## Written instruction:
Write down each entry again, exactly as it reads.

Collected data
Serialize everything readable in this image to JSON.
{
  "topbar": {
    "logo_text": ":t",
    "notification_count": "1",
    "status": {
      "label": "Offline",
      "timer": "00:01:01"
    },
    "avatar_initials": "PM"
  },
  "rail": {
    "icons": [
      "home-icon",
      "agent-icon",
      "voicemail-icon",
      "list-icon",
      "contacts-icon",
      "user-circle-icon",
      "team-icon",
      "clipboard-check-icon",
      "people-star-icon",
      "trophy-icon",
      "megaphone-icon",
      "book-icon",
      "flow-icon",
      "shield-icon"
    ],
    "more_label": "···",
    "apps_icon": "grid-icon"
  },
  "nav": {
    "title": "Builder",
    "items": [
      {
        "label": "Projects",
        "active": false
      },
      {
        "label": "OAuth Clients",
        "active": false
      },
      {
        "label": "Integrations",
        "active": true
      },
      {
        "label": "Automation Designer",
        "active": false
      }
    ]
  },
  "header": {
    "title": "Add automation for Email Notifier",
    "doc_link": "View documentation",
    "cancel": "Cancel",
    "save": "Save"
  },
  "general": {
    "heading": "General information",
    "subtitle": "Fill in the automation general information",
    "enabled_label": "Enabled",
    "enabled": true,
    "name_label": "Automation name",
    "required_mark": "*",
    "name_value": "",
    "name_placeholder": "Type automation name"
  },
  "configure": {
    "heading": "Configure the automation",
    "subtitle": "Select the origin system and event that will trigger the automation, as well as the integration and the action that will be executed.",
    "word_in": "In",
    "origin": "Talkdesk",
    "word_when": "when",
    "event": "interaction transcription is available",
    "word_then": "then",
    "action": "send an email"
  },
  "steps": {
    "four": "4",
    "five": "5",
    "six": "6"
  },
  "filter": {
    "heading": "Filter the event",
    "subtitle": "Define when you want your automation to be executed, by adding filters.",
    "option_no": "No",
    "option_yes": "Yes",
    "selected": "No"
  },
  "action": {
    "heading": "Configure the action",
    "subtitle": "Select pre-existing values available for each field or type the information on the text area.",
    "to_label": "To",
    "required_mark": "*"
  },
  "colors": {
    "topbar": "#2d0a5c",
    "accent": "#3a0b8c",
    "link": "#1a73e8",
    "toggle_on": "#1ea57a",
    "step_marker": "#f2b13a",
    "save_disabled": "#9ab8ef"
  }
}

## Output for this task:
Serialize everything readable in this image to JSON.
{
  "topbar": {
    "logo_text": ":t",
    "notification_count": "1",
    "status": {
      "label": "Offline",
      "timer": "00:01:01"
    },
    "avatar_initials": "PM"
  },
  "rail": {
    "icons": [
      "home-icon",
      "agent-icon",
      "voicemail-icon",
      "list-icon",
      "contacts-icon",
      "user-circle-icon",
      "team-icon",
      "clipboard-check-icon",
      "people-star-icon",
      "trophy-icon",
      "megaphone-icon",
      "book-icon",
      "flow-icon",
      "shield-icon"
    ],
    "more_label": "···",
    "apps_icon": "grid-icon"
  },
  "nav": {
    "title": "Builder",
    "items": [
      {
        "label": "Projects",
        "active": false
      },
      {
        "label": "OAuth Clients",
        "active": false
      },
      {
        "label": "Integrations",
        "active": true
      },
      {
        "label": "Automation Designer",
        "active": false
      }
    ]
  },
  "header": {
    "title": "Add automation for Email Notifier",
    "doc_link": "View documentation",
    "cancel": "Cancel",
    "save": "Save"
  },
  "general": {
    "heading": "General information",
    "subtitle": "Fill in the automation general information",
    "enabled_label": "Enabled",
    "enabled": true,
    "name_label": "Automation name",
    "required_mark": "*",
    "name_value": "",
    "name_placeholder": "Type automation name"
  },
  "configure": {
    "heading": "Configure the automation",
    "subtitle": "Select the origin system and event that will trigger the automation, as well as the integration and the action that will be executed.",
    "word_in": "In",
    "origin": "Talkdesk",
    "word_when": "when",
    "event": "interaction transcription is available",
    "word_then": "then",
    "action": "send an email"
  },
  "steps": {
    "four": "4",
    "five": "5",
    "six": "6"
  },
  "filter": {
    "heading": "Filter the event",
    "subtitle": "Define when you want your automation to be executed, by adding filters.",
    "option_no": "No",
    "option_yes": "Yes",
    "selected": "No"
  },
  "action": {
    "heading": "Configure the action",
    "subtitle": "Select pre-existing values available for each field or type the information on the text area.",
    "to_label": "To",
    "required_mark": "*"
  },
  "colors": {
    "topbar": "#2d0a5c",
    "accent": "#3a0b8c",
    "link": "#1a73e8",
    "toggle_on": "#1ea57a",
    "step_marker": "#f2b13a",
    "save_disabled": "#9ab8ef"
  }
}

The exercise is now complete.